* **Exercise task**
Write out the entries below once more, exactly.
%%
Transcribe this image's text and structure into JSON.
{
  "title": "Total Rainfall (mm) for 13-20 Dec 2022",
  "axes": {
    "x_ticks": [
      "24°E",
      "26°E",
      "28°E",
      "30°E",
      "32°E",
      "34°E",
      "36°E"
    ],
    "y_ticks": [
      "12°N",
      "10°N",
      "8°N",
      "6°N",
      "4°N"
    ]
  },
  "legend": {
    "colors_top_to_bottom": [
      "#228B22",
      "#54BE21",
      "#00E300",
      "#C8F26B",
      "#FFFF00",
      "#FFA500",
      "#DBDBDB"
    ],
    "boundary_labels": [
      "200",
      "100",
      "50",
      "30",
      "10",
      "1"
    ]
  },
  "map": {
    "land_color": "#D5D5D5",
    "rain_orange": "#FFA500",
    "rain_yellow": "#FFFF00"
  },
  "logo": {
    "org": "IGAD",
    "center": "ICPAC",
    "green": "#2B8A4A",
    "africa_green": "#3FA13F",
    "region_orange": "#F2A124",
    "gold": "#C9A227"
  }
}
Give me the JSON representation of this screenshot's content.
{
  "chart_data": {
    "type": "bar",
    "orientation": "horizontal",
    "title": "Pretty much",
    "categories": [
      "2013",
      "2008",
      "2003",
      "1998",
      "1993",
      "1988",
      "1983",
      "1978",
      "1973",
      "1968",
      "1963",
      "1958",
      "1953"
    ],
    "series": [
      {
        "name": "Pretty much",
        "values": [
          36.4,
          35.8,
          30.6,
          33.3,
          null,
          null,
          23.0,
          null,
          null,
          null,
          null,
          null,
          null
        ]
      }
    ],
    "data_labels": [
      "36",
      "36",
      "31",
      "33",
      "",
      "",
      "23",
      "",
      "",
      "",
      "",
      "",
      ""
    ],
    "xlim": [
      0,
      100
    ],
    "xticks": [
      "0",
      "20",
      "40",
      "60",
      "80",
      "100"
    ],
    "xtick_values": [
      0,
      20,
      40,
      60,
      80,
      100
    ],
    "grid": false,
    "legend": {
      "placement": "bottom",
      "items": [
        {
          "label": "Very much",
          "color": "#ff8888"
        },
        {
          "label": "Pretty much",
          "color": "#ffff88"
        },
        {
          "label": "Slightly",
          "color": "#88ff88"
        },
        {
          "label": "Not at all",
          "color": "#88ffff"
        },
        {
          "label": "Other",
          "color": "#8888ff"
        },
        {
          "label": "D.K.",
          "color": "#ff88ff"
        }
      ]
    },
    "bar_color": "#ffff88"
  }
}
%%
* **Exercise response**
Transcribe this image's text and structure into JSON.
{
  "title": "Total Rainfall (mm) for 13-20 Dec 2022",
  "axes": {
    "x_ticks": [
      "24°E",
      "26°E",
      "28°E",
      "30°E",
      "32°E",
      "34°E",
      "36°E"
    ],
    "y_ticks": [
      "12°N",
      "10°N",
      "8°N",
      "6°N",
      "4°N"
    ]
  },
  "legend": {
    "colors_top_to_bottom": [
      "#228B22",
      "#54BE21",
      "#00E300",
      "#C8F26B",
      "#FFFF00",
      "#FFA500",
      "#DBDBDB"
    ],
    "boundary_labels": [
      "200",
      "100",
      "50",
      "30",
      "10",
      "1"
    ]
  },
  "map": {
    "land_color": "#D5D5D5",
    "rain_orange": "#FFA500",
    "rain_yellow": "#FFFF00"
  },
  "logo": {
    "org": "IGAD",
    "center": "ICPAC",
    "green": "#2B8A4A",
    "africa_green": "#3FA13F",
    "region_orange": "#F2A124",
    "gold": "#C9A227"
  }
}
Give me the JSON representation of this screenshot's content.
{
  "chart_data": {
    "type": "bar",
    "orientation": "horizontal",
    "title": "Pretty much",
    "categories": [
      "2013",
      "2008",
      "2003",
      "1998",
      "1993",
      "1988",
      "1983",
      "1978",
      "1973",
      "1968",
      "1963",
      "1958",
      "1953"
    ],
    "series": [
      {
        "name": "Pretty much",
        "values": [
          36.4,
          35.8,
          30.6,
          33.3,
          null,
          null,
          23.0,
          null,
          null,
          null,
          null,
          null,
          null
        ]
      }
    ],
    "data_labels": [
      "36",
      "36",
      "31",
      "33",
      "",
      "",
      "23",
      "",
      "",
      "",
      "",
      "",
      ""
    ],
    "xlim": [
      0,
      100
    ],
    "xticks": [
      "0",
      "20",
      "40",
      "60",
      "80",
      "100"
    ],
    "xtick_values": [
      0,
      20,
      40,
      60,
      80,
      100
    ],
    "grid": false,
    "legend": {
      "placement": "bottom",
      "items": [
        {
          "label": "Very much",
          "color": "#ff8888"
        },
        {
          "label": "Pretty much",
          "color": "#ffff88"
        },
        {
          "label": "Slightly",
          "color": "#88ff88"
        },
        {
          "label": "Not at all",
          "color": "#88ffff"
        },
        {
          "label": "Other",
          "color": "#8888ff"
        },
        {
          "label": "D.K.",
          "color": "#ff88ff"
        }
      ]
    },
    "bar_color": "#ffff88"
  }
}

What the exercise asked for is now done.